----- Provided material
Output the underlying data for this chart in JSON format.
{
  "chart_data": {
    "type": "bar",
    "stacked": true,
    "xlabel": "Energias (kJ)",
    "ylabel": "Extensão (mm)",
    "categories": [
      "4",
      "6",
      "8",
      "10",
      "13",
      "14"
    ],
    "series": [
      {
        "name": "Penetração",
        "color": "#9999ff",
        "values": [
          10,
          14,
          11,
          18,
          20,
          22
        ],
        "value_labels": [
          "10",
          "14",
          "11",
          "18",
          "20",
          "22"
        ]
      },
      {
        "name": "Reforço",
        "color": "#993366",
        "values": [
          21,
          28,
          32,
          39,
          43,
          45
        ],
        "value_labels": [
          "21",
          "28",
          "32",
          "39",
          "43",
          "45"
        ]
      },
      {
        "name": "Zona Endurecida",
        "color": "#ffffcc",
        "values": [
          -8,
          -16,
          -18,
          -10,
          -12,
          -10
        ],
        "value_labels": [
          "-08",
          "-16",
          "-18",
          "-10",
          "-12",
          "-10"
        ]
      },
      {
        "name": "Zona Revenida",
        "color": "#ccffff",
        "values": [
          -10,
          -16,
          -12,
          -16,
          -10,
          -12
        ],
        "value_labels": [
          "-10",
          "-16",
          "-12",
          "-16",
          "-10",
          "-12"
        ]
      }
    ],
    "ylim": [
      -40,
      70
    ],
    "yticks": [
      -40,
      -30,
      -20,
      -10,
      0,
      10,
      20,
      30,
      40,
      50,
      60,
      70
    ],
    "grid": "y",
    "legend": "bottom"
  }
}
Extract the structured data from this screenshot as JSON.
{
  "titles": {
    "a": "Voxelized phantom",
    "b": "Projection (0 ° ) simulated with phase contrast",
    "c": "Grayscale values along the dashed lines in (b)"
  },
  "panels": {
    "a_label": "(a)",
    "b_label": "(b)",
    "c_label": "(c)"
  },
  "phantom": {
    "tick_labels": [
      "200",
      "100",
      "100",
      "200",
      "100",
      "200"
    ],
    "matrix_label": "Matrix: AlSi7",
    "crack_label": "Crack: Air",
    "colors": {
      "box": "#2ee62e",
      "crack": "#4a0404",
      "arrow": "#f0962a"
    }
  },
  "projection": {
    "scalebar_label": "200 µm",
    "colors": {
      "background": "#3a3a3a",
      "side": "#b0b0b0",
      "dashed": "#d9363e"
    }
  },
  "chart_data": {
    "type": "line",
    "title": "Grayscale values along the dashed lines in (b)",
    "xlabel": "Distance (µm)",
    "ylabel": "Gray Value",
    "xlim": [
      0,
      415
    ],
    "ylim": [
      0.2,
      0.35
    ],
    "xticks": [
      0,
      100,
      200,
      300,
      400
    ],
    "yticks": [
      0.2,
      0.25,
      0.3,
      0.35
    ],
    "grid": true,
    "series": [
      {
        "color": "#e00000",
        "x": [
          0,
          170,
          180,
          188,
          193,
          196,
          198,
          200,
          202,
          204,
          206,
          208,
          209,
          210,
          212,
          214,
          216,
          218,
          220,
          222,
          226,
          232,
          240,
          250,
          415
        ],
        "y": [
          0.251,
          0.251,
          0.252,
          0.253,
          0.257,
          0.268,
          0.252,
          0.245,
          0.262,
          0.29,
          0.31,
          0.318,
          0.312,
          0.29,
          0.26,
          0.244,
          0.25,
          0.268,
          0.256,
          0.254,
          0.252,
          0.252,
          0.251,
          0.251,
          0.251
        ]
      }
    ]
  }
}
----------
## [Stated goal]
Review the preceding data and report every line that includes the string "xlabel".

## [Completed task]
    "xlabel": "Energias (kJ)",
    "xlabel": "Distance (µm)",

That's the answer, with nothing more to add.